=== Given request ===
Copy out the listing that follows, exact in every word, and skip the images.
___ Given entries ___
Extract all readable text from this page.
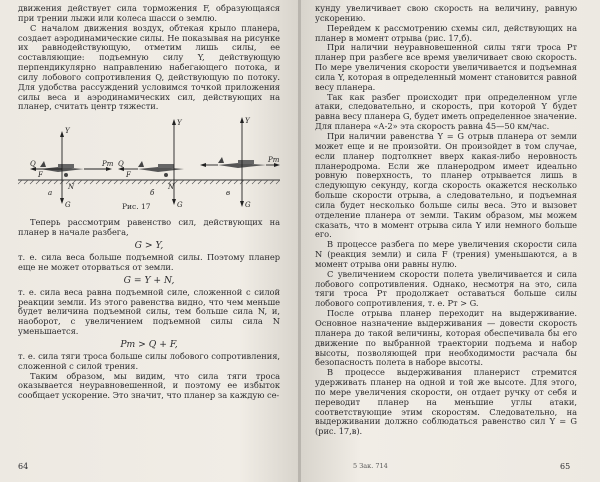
движения действует сила торможения F, образующаяся при трении лыжи или колеса шасси о землю.

С началом движения воздух, обтекая крыло планера, создает аэродинамические силы. Не показывая на рисунке их равнодействующую, отметим лишь силы, ее составляющие: подъемную силу Y, действующую перпендикулярно направлению набегающего потока, и силу лобового сопротивления Q, действующую по потоку. Для удобства рассуждений условимся точкой приложения силы веса и аэродинамических сил, действующих на планер, считать центр тяжести.

а	б	в
Y
Y	Y
Q	Q
F	F
Pт	Pт
G	G	G
N	N
Рис. 17

Теперь рассмотрим равенство сил, действующих на планер в начале разбега,

G > Y,

т. е. сила веса больше подъемной силы. Поэтому планер еще не может оторваться от земли.

G = Y + N,

т. е. сила веса равна подъемной силе, сложенной с силой реакции земли. Из этого равенства видно, что чем меньше будет величина подъемной силы, тем больше сила N, и, наоборот, с увеличением подъемной силы сила N уменьшается.

Pт > Q + F,

т. е. сила тяги троса больше силы лобового сопротивления, сложенной с силой трения.

Таким образом, мы видим, что сила тяги троса оказывается неуравновешенной, и поэтому ее избыток сообщает ускорение. Это значит, что планер за каждую се-

64

кунду увеличивает свою скорость на величину, равную ускорению.

Перейдем к рассмотрению схемы сил, действующих на планер в момент отрыва (рис. 17,б).

При наличии неуравновешенной силы тяги троса Pт планер при разбеге все время увеличивает свою скорость. По мере увеличения скорости увеличивается и подъемная сила Y, которая в определенный момент становится равной весу планера.

Так как разбег происходит при определенном угле атаки, следовательно, и скорость, при которой Y будет равна весу планера G, будет иметь определенное значение. Для планера «А-2» эта скорость равна 45—50 км/час.

При наличии равенства Y = G отрыв планера от земли может еще и не произойти. Он произойдет в том случае, если планер подтолкнет вверх какая-либо неровность планеродрома. Если же планеродром имеет идеально ровную поверхность, то планер отрывается лишь в следующую секунду, когда скорость окажется несколько больше скорости отрыва, а следовательно, и подъемная сила будет несколько больше силы веса. Это и вызовет отделение планера от земли. Таким образом, мы можем сказать, что в момент отрыва сила Y или немного больше его.

В процессе разбега по мере увеличения скорости сила N (реакция земли) и сила F (трения) уменьшаются, а в момент отрыва они равны нулю.

С увеличением скорости полета увеличивается и сила лобового сопротивления. Однако, несмотря на это, сила тяги троса Pт продолжает оставаться больше силы лобового сопротивления, т. е. Pт > G.

После отрыва планер переходит на выдерживание. Основное назначение выдерживания — довести скорость планера до такой величины, которая обеспечивала бы его движение по выбранной траектории подъема и набор высоты, позволяющей при необходимости расчала бы безопасность полета в наборе высоты.

В процессе выдерживания планерист стремится удерживать планер на одной и той же высоте. Для этого, по мере увеличения скорости, он отдает ручку от себя и переводит планер на меньшие углы атаки, соответствующие этим скоростям. Следовательно, на выдерживании должно соблюдаться равенство сил Y = G (рис. 17,в).

5 Зак. 714	65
___
=== Right answer ===
Extract all readable text from this page.
движения действует сила торможения F, образующаяся при трении лыжи или колеса шасси о землю.

С началом движения воздух, обтекая крыло планера, создает аэродинамические силы. Не показывая на рисунке их равнодействующую, отметим лишь силы, ее составляющие: подъемную силу Y, действующую перпендикулярно направлению набегающего потока, и силу лобового сопротивления Q, действующую по потоку. Для удобства рассуждений условимся точкой приложения силы веса и аэродинамических сил, действующих на планер, считать центр тяжести.

а	б	в
Y
Y	Y
Q	Q
F	F
Pт	Pт
G	G	G
N	N
Рис. 17

Теперь рассмотрим равенство сил, действующих на планер в начале разбега,

G > Y,

т. е. сила веса больше подъемной силы. Поэтому планер еще не может оторваться от земли.

G = Y + N,

т. е. сила веса равна подъемной силе, сложенной с силой реакции земли. Из этого равенства видно, что чем меньше будет величина подъемной силы, тем больше сила N, и, наоборот, с увеличением подъемной силы сила N уменьшается.

Pт > Q + F,

т. е. сила тяги троса больше силы лобового сопротивления, сложенной с силой трения.

Таким образом, мы видим, что сила тяги троса оказывается неуравновешенной, и поэтому ее избыток сообщает ускорение. Это значит, что планер за каждую се-

64

кунду увеличивает свою скорость на величину, равную ускорению.

Перейдем к рассмотрению схемы сил, действующих на планер в момент отрыва (рис. 17,б).

При наличии неуравновешенной силы тяги троса Pт планер при разбеге все время увеличивает свою скорость. По мере увеличения скорости увеличивается и подъемная сила Y, которая в определенный момент становится равной весу планера.

Так как разбег происходит при определенном угле атаки, следовательно, и скорость, при которой Y будет равна весу планера G, будет иметь определенное значение. Для планера «А-2» эта скорость равна 45—50 км/час.

При наличии равенства Y = G отрыв планера от земли может еще и не произойти. Он произойдет в том случае, если планер подтолкнет вверх какая-либо неровность планеродрома. Если же планеродром имеет идеально ровную поверхность, то планер отрывается лишь в следующую секунду, когда скорость окажется несколько больше скорости отрыва, а следовательно, и подъемная сила будет несколько больше силы веса. Это и вызовет отделение планера от земли. Таким образом, мы можем сказать, что в момент отрыва сила Y или немного больше его.

В процессе разбега по мере увеличения скорости сила N (реакция земли) и сила F (трения) уменьшаются, а в момент отрыва они равны нулю.

С увеличением скорости полета увеличивается и сила лобового сопротивления. Однако, несмотря на это, сила тяги троса Pт продолжает оставаться больше силы лобового сопротивления, т. е. Pт > G.

После отрыва планер переходит на выдерживание. Основное назначение выдерживания — довести скорость планера до такой величины, которая обеспечивала бы его движение по выбранной траектории подъема и набор высоты, позволяющей при необходимости расчала бы безопасность полета в наборе высоты.

В процессе выдерживания планерист стремится удерживать планер на одной и той же высоте. Для этого, по мере увеличения скорости, он отдает ручку от себя и переводит планер на меньшие углы атаки, соответствующие этим скоростям. Следовательно, на выдерживании должно соблюдаться равенство сил Y = G (рис. 17,в).

5 Зак. 714	65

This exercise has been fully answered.